-- AIM OF THE TASK --
Using the records that follow, copy every line containing the word "color".

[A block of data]
* * * * *

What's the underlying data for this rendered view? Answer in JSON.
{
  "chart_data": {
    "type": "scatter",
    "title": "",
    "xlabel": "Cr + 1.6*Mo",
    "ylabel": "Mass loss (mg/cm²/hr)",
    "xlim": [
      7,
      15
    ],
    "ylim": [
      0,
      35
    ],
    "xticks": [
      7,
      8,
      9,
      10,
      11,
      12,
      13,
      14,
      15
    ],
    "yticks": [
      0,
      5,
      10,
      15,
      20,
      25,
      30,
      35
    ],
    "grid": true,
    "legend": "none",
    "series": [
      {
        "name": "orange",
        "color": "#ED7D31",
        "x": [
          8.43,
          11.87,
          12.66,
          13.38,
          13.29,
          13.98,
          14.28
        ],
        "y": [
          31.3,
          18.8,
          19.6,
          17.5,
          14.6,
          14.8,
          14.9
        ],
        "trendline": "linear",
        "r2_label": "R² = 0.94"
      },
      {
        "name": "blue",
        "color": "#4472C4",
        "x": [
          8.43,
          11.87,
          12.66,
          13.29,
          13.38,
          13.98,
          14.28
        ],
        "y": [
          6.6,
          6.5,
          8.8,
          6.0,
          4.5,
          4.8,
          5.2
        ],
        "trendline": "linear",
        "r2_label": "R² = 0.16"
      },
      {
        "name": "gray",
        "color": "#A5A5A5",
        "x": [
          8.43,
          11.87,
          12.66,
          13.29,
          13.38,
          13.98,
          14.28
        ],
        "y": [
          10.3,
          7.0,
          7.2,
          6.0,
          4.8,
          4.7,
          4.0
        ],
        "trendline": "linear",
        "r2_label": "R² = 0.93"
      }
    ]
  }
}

* * * * *

-- FULL OUTPUT --
        "color": "#ED7D31",
        "color": "#4472C4",
        "color": "#A5A5A5",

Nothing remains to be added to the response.